§ Task instructions
Extract, from the records beneath this instruction, each line that contains the word "employment".

::: Data listing :::

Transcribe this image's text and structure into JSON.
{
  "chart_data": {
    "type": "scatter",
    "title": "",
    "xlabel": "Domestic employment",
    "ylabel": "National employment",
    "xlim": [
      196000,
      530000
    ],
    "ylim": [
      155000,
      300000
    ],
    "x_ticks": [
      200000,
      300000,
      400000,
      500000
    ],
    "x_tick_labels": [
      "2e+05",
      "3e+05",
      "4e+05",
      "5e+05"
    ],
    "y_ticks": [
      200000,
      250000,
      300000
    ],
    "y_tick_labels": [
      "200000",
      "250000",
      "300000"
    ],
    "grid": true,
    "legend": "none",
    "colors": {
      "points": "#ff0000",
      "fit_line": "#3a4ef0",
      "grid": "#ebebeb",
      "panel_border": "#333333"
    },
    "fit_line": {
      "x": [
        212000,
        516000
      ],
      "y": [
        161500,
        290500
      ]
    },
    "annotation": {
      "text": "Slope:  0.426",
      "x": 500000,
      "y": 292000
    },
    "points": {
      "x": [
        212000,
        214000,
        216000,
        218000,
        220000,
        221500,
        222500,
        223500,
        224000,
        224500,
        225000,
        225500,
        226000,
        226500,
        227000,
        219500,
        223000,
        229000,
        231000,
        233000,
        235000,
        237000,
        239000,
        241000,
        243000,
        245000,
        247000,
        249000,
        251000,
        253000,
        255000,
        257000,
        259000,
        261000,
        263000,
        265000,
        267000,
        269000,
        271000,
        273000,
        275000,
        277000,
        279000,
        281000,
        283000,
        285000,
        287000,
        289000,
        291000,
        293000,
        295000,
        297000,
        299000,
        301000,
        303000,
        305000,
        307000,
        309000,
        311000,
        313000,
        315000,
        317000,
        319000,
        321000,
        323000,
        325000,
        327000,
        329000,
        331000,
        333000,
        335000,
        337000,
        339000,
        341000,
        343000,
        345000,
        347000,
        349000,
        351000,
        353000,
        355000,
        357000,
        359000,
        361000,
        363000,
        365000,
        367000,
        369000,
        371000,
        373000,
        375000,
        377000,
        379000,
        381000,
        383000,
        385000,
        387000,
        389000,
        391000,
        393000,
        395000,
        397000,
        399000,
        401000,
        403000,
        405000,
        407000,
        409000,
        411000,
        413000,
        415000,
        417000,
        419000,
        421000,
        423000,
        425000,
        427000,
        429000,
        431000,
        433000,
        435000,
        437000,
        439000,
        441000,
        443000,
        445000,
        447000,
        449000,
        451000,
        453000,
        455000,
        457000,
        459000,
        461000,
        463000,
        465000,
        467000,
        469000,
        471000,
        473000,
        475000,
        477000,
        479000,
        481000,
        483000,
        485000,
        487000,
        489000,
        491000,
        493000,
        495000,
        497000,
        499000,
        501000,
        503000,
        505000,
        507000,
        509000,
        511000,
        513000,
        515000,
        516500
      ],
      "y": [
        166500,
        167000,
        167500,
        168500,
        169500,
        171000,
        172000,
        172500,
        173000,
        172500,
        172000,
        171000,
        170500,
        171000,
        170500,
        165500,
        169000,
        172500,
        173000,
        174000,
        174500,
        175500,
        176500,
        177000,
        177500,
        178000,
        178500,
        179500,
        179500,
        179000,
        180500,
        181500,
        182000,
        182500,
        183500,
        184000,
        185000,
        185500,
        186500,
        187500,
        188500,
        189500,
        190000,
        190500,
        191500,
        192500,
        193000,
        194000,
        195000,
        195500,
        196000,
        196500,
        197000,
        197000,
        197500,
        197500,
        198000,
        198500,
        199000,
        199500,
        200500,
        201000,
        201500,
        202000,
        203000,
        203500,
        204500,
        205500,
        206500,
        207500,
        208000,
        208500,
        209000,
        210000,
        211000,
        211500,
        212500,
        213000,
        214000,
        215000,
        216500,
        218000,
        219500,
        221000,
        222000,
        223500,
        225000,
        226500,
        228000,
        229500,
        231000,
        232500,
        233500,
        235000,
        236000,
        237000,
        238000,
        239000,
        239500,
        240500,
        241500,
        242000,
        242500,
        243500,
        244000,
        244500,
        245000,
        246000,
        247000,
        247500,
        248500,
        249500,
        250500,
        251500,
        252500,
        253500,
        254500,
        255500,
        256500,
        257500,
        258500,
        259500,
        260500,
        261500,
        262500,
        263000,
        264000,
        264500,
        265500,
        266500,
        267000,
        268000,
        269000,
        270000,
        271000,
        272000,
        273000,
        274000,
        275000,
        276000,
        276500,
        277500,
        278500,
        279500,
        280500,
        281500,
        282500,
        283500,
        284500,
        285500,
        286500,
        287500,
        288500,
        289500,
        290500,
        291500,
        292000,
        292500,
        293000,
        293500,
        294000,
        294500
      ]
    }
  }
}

:::

§ Response
    "xlabel": "Domestic employment",
    "ylabel": "National employment",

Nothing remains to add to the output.